___ Dataset rows

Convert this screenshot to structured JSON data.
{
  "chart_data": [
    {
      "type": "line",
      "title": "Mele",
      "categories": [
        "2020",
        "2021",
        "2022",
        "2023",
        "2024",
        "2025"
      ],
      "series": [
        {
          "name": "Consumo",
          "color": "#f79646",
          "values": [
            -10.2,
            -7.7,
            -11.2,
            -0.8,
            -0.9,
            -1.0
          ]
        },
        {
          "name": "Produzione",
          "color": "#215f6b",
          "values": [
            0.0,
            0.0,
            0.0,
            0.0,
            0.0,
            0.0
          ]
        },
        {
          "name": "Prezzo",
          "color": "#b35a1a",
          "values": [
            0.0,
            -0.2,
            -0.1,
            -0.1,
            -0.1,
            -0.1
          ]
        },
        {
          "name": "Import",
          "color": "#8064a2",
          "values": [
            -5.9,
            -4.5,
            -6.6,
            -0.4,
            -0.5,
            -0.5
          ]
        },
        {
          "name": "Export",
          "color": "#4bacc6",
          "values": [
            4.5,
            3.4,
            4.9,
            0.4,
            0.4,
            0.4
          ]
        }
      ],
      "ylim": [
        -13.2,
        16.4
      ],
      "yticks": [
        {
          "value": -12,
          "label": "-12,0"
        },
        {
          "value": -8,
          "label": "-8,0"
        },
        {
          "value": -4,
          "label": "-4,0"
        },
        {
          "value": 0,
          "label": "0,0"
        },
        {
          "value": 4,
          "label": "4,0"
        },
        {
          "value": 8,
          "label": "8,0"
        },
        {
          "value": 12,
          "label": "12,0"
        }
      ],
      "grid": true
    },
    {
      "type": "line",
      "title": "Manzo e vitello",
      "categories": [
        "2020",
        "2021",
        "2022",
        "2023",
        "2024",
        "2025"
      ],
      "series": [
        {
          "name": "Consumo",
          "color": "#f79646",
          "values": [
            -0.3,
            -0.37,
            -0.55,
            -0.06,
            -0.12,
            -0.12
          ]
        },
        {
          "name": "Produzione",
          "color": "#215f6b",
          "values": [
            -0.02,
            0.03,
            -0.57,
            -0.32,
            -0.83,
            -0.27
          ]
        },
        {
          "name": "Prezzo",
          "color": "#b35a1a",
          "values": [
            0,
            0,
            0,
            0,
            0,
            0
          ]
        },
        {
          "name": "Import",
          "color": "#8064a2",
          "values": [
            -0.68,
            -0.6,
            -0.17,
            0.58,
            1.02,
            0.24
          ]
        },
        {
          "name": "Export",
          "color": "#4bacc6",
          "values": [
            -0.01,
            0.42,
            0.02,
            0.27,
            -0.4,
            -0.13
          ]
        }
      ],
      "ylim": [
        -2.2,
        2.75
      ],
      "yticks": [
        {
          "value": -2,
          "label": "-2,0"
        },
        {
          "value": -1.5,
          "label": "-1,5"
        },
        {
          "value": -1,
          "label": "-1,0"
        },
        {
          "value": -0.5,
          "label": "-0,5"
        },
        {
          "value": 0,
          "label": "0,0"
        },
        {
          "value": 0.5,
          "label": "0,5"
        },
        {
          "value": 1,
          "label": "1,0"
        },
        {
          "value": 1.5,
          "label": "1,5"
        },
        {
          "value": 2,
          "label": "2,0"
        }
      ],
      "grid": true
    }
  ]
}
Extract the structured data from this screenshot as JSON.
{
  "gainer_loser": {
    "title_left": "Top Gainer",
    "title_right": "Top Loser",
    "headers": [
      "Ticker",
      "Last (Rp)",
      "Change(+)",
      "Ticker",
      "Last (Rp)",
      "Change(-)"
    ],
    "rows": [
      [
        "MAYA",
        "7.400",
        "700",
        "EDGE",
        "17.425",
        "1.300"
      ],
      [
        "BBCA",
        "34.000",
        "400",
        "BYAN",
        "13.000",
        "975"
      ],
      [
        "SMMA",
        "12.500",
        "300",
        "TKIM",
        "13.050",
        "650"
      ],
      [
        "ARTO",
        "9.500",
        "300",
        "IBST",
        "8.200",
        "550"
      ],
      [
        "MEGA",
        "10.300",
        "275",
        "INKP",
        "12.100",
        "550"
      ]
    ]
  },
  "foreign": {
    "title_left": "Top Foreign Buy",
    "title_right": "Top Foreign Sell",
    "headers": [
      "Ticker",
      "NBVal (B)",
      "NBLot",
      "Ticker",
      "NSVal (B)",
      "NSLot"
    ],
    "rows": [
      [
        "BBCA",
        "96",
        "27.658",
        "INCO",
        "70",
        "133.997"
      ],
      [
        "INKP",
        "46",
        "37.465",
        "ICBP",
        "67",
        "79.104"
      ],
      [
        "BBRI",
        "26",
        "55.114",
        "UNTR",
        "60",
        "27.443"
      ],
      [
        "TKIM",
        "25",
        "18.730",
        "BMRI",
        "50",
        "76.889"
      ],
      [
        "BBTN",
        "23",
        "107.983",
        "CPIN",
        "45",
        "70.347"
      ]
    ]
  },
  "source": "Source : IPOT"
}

______

Write out the material exactly as given.

Convert this screenshot to structured JSON data.
{
  "chart_data": [
    {
      "type": "line",
      "title": "Mele",
      "categories": [
        "2020",
        "2021",
        "2022",
        "2023",
        "2024",
        "2025"
      ],
      "series": [
        {
          "name": "Consumo",
          "color": "#f79646",
          "values": [
            -10.2,
            -7.7,
            -11.2,
            -0.8,
            -0.9,
            -1.0
          ]
        },
        {
          "name": "Produzione",
          "color": "#215f6b",
          "values": [
            0.0,
            0.0,
            0.0,
            0.0,
            0.0,
            0.0
          ]
        },
        {
          "name": "Prezzo",
          "color": "#b35a1a",
          "values": [
            0.0,
            -0.2,
            -0.1,
            -0.1,
            -0.1,
            -0.1
          ]
        },
        {
          "name": "Import",
          "color": "#8064a2",
          "values": [
            -5.9,
            -4.5,
            -6.6,
            -0.4,
            -0.5,
            -0.5
          ]
        },
        {
          "name": "Export",
          "color": "#4bacc6",
          "values": [
            4.5,
            3.4,
            4.9,
            0.4,
            0.4,
            0.4
          ]
        }
      ],
      "ylim": [
        -13.2,
        16.4
      ],
      "yticks": [
        {
          "value": -12,
          "label": "-12,0"
        },
        {
          "value": -8,
          "label": "-8,0"
        },
        {
          "value": -4,
          "label": "-4,0"
        },
        {
          "value": 0,
          "label": "0,0"
        },
        {
          "value": 4,
          "label": "4,0"
        },
        {
          "value": 8,
          "label": "8,0"
        },
        {
          "value": 12,
          "label": "12,0"
        }
      ],
      "grid": true
    },
    {
      "type": "line",
      "title": "Manzo e vitello",
      "categories": [
        "2020",
        "2021",
        "2022",
        "2023",
        "2024",
        "2025"
      ],
      "series": [
        {
          "name": "Consumo",
          "color": "#f79646",
          "values": [
            -0.3,
            -0.37,
            -0.55,
            -0.06,
            -0.12,
            -0.12
          ]
        },
        {
          "name": "Produzione",
          "color": "#215f6b",
          "values": [
            -0.02,
            0.03,
            -0.57,
            -0.32,
            -0.83,
            -0.27
          ]
        },
        {
          "name": "Prezzo",
          "color": "#b35a1a",
          "values": [
            0,
            0,
            0,
            0,
            0,
            0
          ]
        },
        {
          "name": "Import",
          "color": "#8064a2",
          "values": [
            -0.68,
            -0.6,
            -0.17,
            0.58,
            1.02,
            0.24
          ]
        },
        {
          "name": "Export",
          "color": "#4bacc6",
          "values": [
            -0.01,
            0.42,
            0.02,
            0.27,
            -0.4,
            -0.13
          ]
        }
      ],
      "ylim": [
        -2.2,
        2.75
      ],
      "yticks": [
        {
          "value": -2,
          "label": "-2,0"
        },
        {
          "value": -1.5,
          "label": "-1,5"
        },
        {
          "value": -1,
          "label": "-1,0"
        },
        {
          "value": -0.5,
          "label": "-0,5"
        },
        {
          "value": 0,
          "label": "0,0"
        },
        {
          "value": 0.5,
          "label": "0,5"
        },
        {
          "value": 1,
          "label": "1,0"
        },
        {
          "value": 1.5,
          "label": "1,5"
        },
        {
          "value": 2,
          "label": "2,0"
        }
      ],
      "grid": true
    }
  ]
}
Extract the structured data from this screenshot as JSON.
{
  "gainer_loser": {
    "title_left": "Top Gainer",
    "title_right": "Top Loser",
    "headers": [
      "Ticker",
      "Last (Rp)",
      "Change(+)",
      "Ticker",
      "Last (Rp)",
      "Change(-)"
    ],
    "rows": [
      [
        "MAYA",
        "7.400",
        "700",
        "EDGE",
        "17.425",
        "1.300"
      ],
      [
        "BBCA",
        "34.000",
        "400",
        "BYAN",
        "13.000",
        "975"
      ],
      [
        "SMMA",
        "12.500",
        "300",
        "TKIM",
        "13.050",
        "650"
      ],
      [
        "ARTO",
        "9.500",
        "300",
        "IBST",
        "8.200",
        "550"
      ],
      [
        "MEGA",
        "10.300",
        "275",
        "INKP",
        "12.100",
        "550"
      ]
    ]
  },
  "foreign": {
    "title_left": "Top Foreign Buy",
    "title_right": "Top Foreign Sell",
    "headers": [
      "Ticker",
      "NBVal (B)",
      "NBLot",
      "Ticker",
      "NSVal (B)",
      "NSLot"
    ],
    "rows": [
      [
        "BBCA",
        "96",
        "27.658",
        "INCO",
        "70",
        "133.997"
      ],
      [
        "INKP",
        "46",
        "37.465",
        "ICBP",
        "67",
        "79.104"
      ],
      [
        "BBRI",
        "26",
        "55.114",
        "UNTR",
        "60",
        "27.443"
      ],
      [
        "TKIM",
        "25",
        "18.730",
        "BMRI",
        "50",
        "76.889"
      ],
      [
        "BBTN",
        "23",
        "107.983",
        "CPIN",
        "45",
        "70.347"
      ]
    ]
  },
  "source": "Source : IPOT"
}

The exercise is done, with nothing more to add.